• **WHAT YOU HAVE TO DO**: Each line that contains the word "تذكرة" counts once; give the total for the records below and nothing else.

• **Collected data**:
------------------------------------------------
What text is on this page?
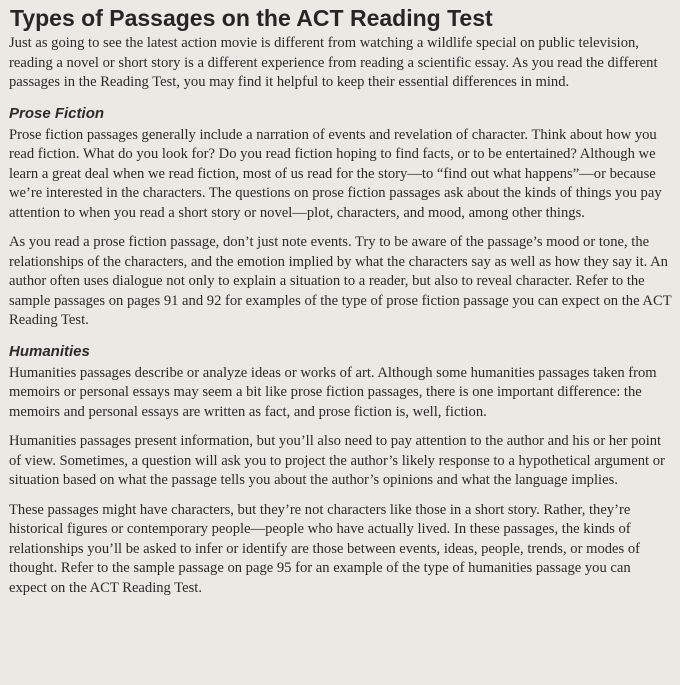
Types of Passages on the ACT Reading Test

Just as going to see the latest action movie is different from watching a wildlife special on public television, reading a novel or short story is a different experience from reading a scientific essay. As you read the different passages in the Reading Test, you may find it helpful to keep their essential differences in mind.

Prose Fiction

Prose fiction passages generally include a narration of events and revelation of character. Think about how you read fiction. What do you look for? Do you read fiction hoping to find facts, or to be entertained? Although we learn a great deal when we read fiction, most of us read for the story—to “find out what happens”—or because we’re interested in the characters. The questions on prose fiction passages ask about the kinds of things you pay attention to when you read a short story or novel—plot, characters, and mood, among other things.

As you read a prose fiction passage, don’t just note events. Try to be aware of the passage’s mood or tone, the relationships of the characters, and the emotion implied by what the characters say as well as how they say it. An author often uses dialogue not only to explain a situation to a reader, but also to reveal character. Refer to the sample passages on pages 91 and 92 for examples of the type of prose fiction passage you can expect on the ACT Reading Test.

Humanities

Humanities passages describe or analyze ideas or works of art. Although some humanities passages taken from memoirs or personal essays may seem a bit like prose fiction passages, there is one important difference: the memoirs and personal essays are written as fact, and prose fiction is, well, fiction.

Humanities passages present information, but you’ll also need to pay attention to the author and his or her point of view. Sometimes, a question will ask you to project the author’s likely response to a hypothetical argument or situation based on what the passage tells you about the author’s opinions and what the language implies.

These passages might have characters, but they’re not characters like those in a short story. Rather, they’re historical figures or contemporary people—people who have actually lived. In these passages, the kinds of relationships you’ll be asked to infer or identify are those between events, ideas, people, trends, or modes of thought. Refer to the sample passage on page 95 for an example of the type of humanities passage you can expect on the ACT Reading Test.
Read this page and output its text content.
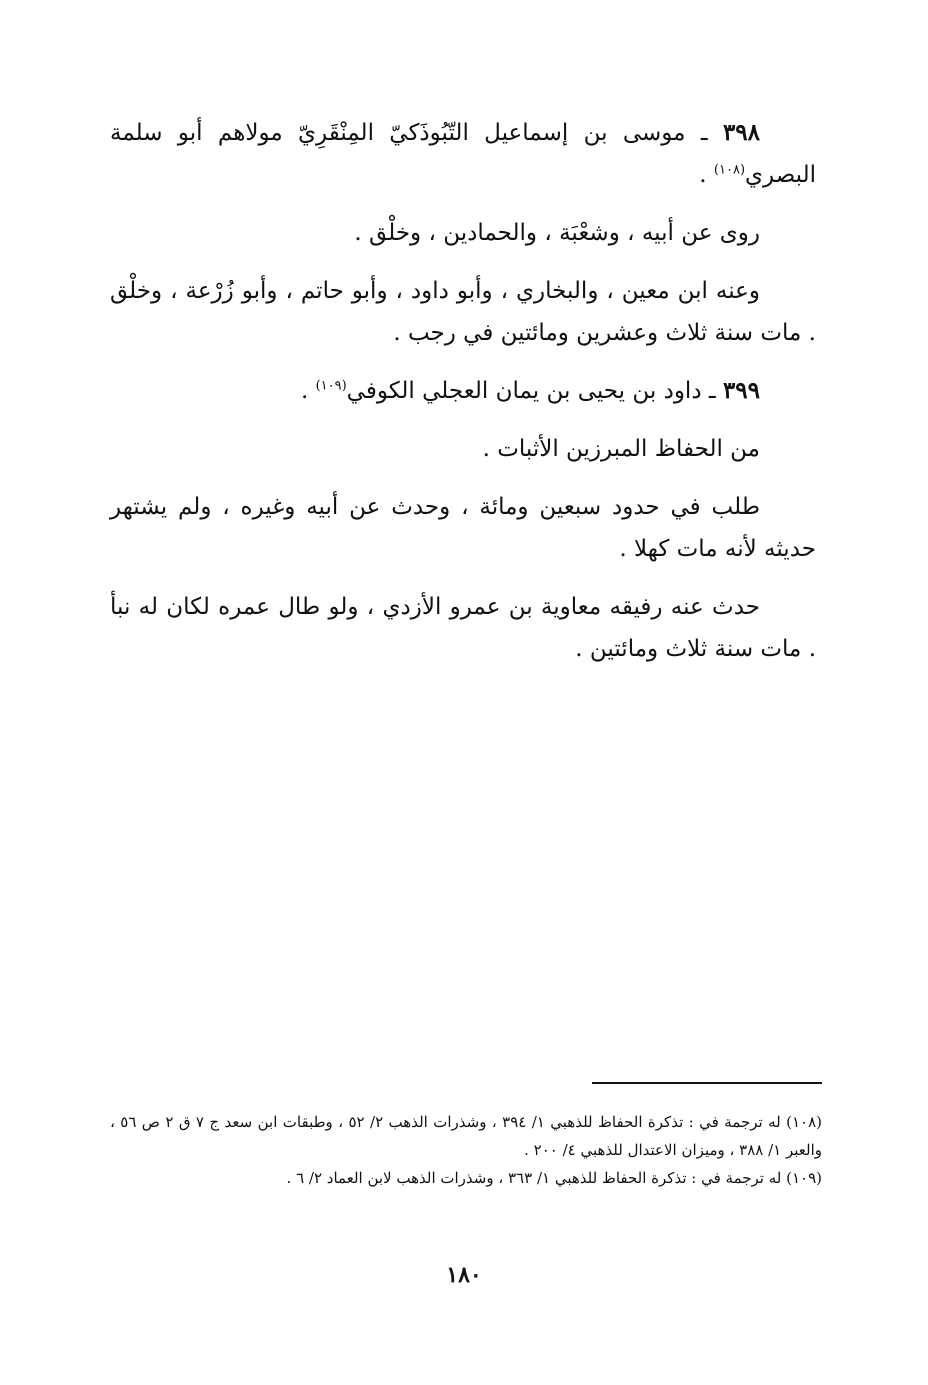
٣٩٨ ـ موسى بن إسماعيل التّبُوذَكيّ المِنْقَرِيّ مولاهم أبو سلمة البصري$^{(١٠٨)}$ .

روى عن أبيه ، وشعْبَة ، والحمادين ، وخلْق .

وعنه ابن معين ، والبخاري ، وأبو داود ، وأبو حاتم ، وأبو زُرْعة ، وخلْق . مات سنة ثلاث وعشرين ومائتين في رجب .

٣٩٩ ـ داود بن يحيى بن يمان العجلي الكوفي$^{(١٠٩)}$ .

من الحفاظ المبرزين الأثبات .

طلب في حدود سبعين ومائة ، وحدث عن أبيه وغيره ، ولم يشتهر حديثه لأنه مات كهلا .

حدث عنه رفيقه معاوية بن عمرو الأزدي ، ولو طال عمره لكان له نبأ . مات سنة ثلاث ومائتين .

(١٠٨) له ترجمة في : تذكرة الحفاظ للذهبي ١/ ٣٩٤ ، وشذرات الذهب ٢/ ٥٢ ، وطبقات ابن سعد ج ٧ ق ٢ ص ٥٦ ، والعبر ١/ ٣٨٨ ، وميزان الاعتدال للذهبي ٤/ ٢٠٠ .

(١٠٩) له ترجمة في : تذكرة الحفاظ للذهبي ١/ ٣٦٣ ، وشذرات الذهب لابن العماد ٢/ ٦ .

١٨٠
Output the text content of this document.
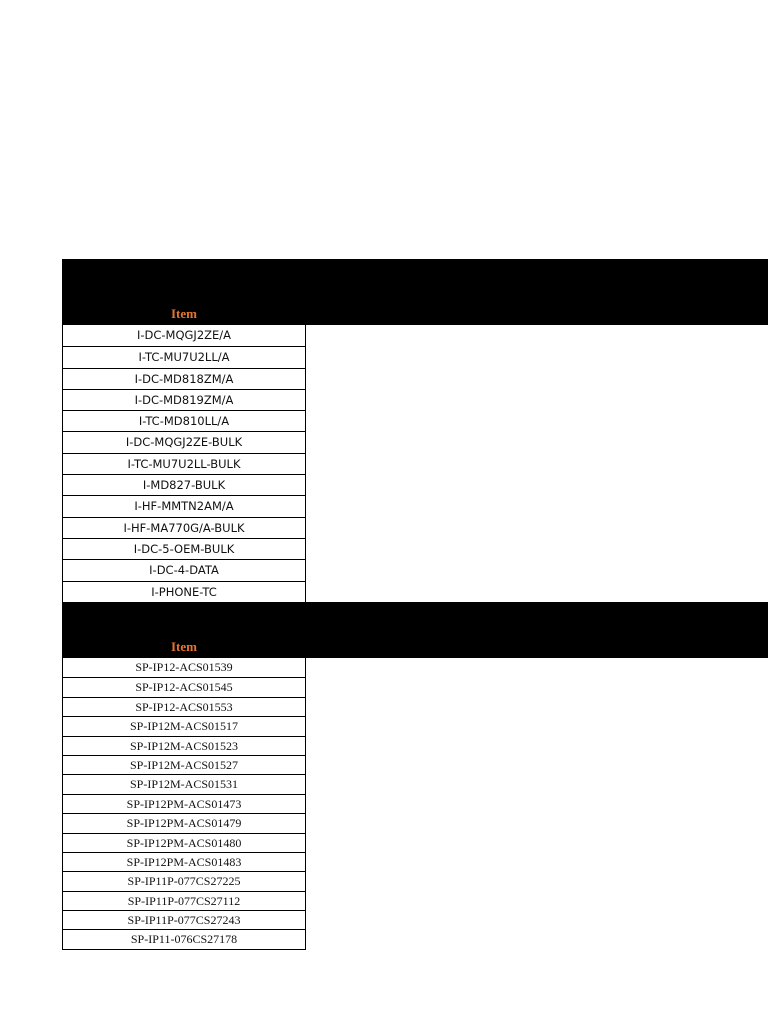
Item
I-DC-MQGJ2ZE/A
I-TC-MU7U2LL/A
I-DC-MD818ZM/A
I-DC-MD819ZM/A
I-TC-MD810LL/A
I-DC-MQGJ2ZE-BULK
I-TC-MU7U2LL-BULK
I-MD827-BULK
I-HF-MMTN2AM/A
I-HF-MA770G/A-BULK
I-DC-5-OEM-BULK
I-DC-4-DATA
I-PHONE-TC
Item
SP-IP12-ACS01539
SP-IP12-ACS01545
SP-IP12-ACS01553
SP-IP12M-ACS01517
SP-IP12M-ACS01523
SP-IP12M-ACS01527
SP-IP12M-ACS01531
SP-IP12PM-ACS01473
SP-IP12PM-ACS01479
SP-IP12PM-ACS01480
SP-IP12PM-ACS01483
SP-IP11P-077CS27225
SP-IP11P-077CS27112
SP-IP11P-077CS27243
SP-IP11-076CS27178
------------------------------------------------
• **CORRECT OUTPUT**: 2